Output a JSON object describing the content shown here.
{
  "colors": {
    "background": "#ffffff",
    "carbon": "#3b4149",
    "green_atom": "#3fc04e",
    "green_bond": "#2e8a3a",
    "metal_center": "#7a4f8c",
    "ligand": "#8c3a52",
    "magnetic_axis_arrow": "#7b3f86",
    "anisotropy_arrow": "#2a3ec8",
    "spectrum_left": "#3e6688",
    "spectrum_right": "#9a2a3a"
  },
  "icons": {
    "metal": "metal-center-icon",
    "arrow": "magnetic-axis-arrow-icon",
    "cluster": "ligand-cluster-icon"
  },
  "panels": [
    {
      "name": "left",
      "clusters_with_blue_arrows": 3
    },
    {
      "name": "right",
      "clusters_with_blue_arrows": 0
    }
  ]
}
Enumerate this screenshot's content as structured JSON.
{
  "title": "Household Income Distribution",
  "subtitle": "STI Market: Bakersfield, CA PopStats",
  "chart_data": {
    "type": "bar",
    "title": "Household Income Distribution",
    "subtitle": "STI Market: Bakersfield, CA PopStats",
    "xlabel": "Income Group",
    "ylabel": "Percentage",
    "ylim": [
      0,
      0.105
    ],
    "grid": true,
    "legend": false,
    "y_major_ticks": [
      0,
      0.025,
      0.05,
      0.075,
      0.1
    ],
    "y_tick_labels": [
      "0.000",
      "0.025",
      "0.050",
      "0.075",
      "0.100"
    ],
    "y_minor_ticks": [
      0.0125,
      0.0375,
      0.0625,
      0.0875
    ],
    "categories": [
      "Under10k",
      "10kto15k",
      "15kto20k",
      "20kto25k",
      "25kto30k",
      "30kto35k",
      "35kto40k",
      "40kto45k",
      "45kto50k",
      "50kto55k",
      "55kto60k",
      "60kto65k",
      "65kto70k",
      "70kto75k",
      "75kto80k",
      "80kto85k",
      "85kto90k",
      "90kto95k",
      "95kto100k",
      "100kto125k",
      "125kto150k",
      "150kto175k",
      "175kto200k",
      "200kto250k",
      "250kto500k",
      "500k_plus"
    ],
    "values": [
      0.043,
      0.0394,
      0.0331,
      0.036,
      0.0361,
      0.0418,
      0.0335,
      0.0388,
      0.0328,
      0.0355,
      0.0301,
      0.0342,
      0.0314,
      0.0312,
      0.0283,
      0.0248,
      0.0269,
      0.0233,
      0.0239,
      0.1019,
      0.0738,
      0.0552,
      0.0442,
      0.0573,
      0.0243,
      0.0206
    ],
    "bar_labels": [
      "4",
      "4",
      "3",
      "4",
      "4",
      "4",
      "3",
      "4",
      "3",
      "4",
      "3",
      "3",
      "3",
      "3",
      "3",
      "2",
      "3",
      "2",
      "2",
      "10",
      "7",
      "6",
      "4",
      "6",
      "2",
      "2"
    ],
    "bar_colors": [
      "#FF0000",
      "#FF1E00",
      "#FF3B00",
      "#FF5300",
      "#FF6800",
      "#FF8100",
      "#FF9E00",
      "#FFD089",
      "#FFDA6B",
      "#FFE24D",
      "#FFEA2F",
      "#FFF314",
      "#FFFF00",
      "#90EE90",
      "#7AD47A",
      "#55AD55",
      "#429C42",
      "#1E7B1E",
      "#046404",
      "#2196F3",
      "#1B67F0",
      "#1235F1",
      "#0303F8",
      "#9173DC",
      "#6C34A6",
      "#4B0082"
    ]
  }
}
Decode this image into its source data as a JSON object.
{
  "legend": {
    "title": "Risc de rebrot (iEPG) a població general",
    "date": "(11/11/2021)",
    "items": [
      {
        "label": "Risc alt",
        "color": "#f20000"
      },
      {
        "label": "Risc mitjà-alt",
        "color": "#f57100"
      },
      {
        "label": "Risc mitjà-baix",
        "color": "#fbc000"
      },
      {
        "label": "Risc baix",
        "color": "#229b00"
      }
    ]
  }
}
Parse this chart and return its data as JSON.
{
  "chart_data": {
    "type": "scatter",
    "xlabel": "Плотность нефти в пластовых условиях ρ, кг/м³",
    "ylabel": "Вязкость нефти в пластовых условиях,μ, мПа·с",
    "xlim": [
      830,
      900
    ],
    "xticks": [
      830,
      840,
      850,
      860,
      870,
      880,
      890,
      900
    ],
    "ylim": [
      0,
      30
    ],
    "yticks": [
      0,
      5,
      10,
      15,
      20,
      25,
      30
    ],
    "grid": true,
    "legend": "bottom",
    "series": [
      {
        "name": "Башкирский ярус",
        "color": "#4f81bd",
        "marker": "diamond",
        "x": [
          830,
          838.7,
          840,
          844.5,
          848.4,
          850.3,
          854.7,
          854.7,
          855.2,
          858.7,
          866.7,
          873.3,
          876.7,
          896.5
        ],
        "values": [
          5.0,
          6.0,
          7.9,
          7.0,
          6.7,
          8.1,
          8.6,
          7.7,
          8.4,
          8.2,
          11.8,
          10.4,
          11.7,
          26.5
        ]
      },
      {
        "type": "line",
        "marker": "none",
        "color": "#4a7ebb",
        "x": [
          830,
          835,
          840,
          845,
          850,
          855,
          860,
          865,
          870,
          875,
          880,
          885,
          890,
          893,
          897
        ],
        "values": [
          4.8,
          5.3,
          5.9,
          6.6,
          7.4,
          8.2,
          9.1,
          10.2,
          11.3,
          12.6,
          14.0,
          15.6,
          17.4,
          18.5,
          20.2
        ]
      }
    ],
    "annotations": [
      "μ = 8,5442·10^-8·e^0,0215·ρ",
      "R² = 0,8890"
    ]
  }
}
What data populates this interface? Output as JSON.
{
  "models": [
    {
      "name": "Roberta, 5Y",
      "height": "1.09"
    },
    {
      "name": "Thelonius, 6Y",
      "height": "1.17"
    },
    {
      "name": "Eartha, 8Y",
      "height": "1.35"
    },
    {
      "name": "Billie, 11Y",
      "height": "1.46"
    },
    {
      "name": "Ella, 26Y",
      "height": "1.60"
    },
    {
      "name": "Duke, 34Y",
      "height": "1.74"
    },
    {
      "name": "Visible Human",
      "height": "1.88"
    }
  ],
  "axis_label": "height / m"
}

What to do →
In the entries above, find every line holding the word "baix" and copy it out.

The solution →
        "label": "Risc mitjà-baix",
        "label": "Risc baix",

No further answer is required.